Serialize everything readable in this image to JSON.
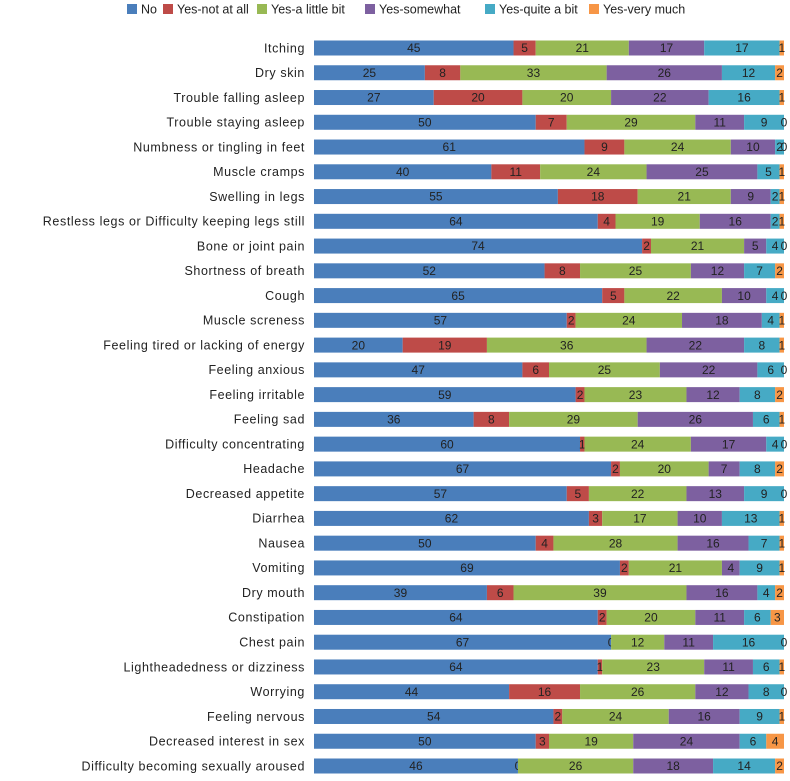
{
  "chart_data": {
    "type": "bar",
    "orientation": "horizontal",
    "stacked": "percent",
    "categories": [
      "Itching",
      "Dry skin",
      "Trouble falling asleep",
      "Trouble staying asleep",
      "Numbness or tingling in feet",
      "Muscle cramps",
      "Swelling in legs",
      "Restless legs or Difficulty keeping legs still",
      "Bone or joint pain",
      "Shortness of breath",
      "Cough",
      "Muscle screness",
      "Feeling tired or lacking of energy",
      "Feeling anxious",
      "Feeling irritable",
      "Feeling sad",
      "Difficulty concentrating",
      "Headache",
      "Decreased appetite",
      "Diarrhea",
      "Nausea",
      "Vomiting",
      "Dry mouth",
      "Constipation",
      "Chest pain",
      "Lightheadedness or dizziness",
      "Worrying",
      "Feeling nervous",
      "Decreased interest in sex",
      "Difficulty becoming sexually aroused"
    ],
    "series": [
      {
        "name": "No",
        "color": "#4a7ebb",
        "values": [
          45,
          25,
          27,
          50,
          61,
          40,
          55,
          64,
          74,
          52,
          65,
          57,
          20,
          47,
          59,
          36,
          60,
          67,
          57,
          62,
          50,
          69,
          39,
          64,
          67,
          64,
          44,
          54,
          50,
          46
        ]
      },
      {
        "name": "Yes-not at all",
        "color": "#be4b48",
        "values": [
          5,
          8,
          20,
          7,
          9,
          11,
          18,
          4,
          2,
          8,
          5,
          2,
          19,
          6,
          2,
          8,
          1,
          2,
          5,
          3,
          4,
          2,
          6,
          2,
          0,
          1,
          16,
          2,
          3,
          0
        ]
      },
      {
        "name": "Yes-a little bit",
        "color": "#98b954",
        "values": [
          21,
          33,
          20,
          29,
          24,
          24,
          21,
          19,
          21,
          25,
          22,
          24,
          36,
          25,
          23,
          29,
          24,
          20,
          22,
          17,
          28,
          21,
          39,
          20,
          12,
          23,
          26,
          24,
          19,
          26
        ]
      },
      {
        "name": "Yes-somewhat",
        "color": "#7d60a0",
        "values": [
          17,
          26,
          22,
          11,
          10,
          25,
          9,
          16,
          5,
          12,
          10,
          18,
          22,
          22,
          12,
          26,
          17,
          7,
          13,
          10,
          16,
          4,
          16,
          11,
          11,
          11,
          12,
          16,
          24,
          18
        ]
      },
      {
        "name": "Yes-quite a bit",
        "color": "#46aac5",
        "values": [
          17,
          12,
          16,
          9,
          2,
          5,
          2,
          2,
          4,
          7,
          4,
          4,
          8,
          6,
          8,
          6,
          4,
          8,
          9,
          13,
          7,
          9,
          4,
          6,
          16,
          6,
          8,
          9,
          6,
          14
        ]
      },
      {
        "name": "Yes-very much",
        "color": "#f79646",
        "values": [
          1,
          2,
          1,
          0,
          0,
          1,
          1,
          1,
          0,
          2,
          0,
          1,
          1,
          0,
          2,
          1,
          0,
          2,
          0,
          1,
          1,
          1,
          2,
          3,
          0,
          1,
          0,
          1,
          4,
          2
        ]
      }
    ],
    "legend": "top"
  }
}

────────

Reproduce the data word for word, excluding its pictures.

**The reply**
Serialize everything readable in this image to JSON.
{
  "chart_data": {
    "type": "bar",
    "orientation": "horizontal",
    "stacked": "percent",
    "categories": [
      "Itching",
      "Dry skin",
      "Trouble falling asleep",
      "Trouble staying asleep",
      "Numbness or tingling in feet",
      "Muscle cramps",
      "Swelling in legs",
      "Restless legs or Difficulty keeping legs still",
      "Bone or joint pain",
      "Shortness of breath",
      "Cough",
      "Muscle screness",
      "Feeling tired or lacking of energy",
      "Feeling anxious",
      "Feeling irritable",
      "Feeling sad",
      "Difficulty concentrating",
      "Headache",
      "Decreased appetite",
      "Diarrhea",
      "Nausea",
      "Vomiting",
      "Dry mouth",
      "Constipation",
      "Chest pain",
      "Lightheadedness or dizziness",
      "Worrying",
      "Feeling nervous",
      "Decreased interest in sex",
      "Difficulty becoming sexually aroused"
    ],
    "series": [
      {
        "name": "No",
        "color": "#4a7ebb",
        "values": [
          45,
          25,
          27,
          50,
          61,
          40,
          55,
          64,
          74,
          52,
          65,
          57,
          20,
          47,
          59,
          36,
          60,
          67,
          57,
          62,
          50,
          69,
          39,
          64,
          67,
          64,
          44,
          54,
          50,
          46
        ]
      },
      {
        "name": "Yes-not at all",
        "color": "#be4b48",
        "values": [
          5,
          8,
          20,
          7,
          9,
          11,
          18,
          4,
          2,
          8,
          5,
          2,
          19,
          6,
          2,
          8,
          1,
          2,
          5,
          3,
          4,
          2,
          6,
          2,
          0,
          1,
          16,
          2,
          3,
          0
        ]
      },
      {
        "name": "Yes-a little bit",
        "color": "#98b954",
        "values": [
          21,
          33,
          20,
          29,
          24,
          24,
          21,
          19,
          21,
          25,
          22,
          24,
          36,
          25,
          23,
          29,
          24,
          20,
          22,
          17,
          28,
          21,
          39,
          20,
          12,
          23,
          26,
          24,
          19,
          26
        ]
      },
      {
        "name": "Yes-somewhat",
        "color": "#7d60a0",
        "values": [
          17,
          26,
          22,
          11,
          10,
          25,
          9,
          16,
          5,
          12,
          10,
          18,
          22,
          22,
          12,
          26,
          17,
          7,
          13,
          10,
          16,
          4,
          16,
          11,
          11,
          11,
          12,
          16,
          24,
          18
        ]
      },
      {
        "name": "Yes-quite a bit",
        "color": "#46aac5",
        "values": [
          17,
          12,
          16,
          9,
          2,
          5,
          2,
          2,
          4,
          7,
          4,
          4,
          8,
          6,
          8,
          6,
          4,
          8,
          9,
          13,
          7,
          9,
          4,
          6,
          16,
          6,
          8,
          9,
          6,
          14
        ]
      },
      {
        "name": "Yes-very much",
        "color": "#f79646",
        "values": [
          1,
          2,
          1,
          0,
          0,
          1,
          1,
          1,
          0,
          2,
          0,
          1,
          1,
          0,
          2,
          1,
          0,
          2,
          0,
          1,
          1,
          1,
          2,
          3,
          0,
          1,
          0,
          1,
          4,
          2
        ]
      }
    ],
    "legend": "top"
  }
}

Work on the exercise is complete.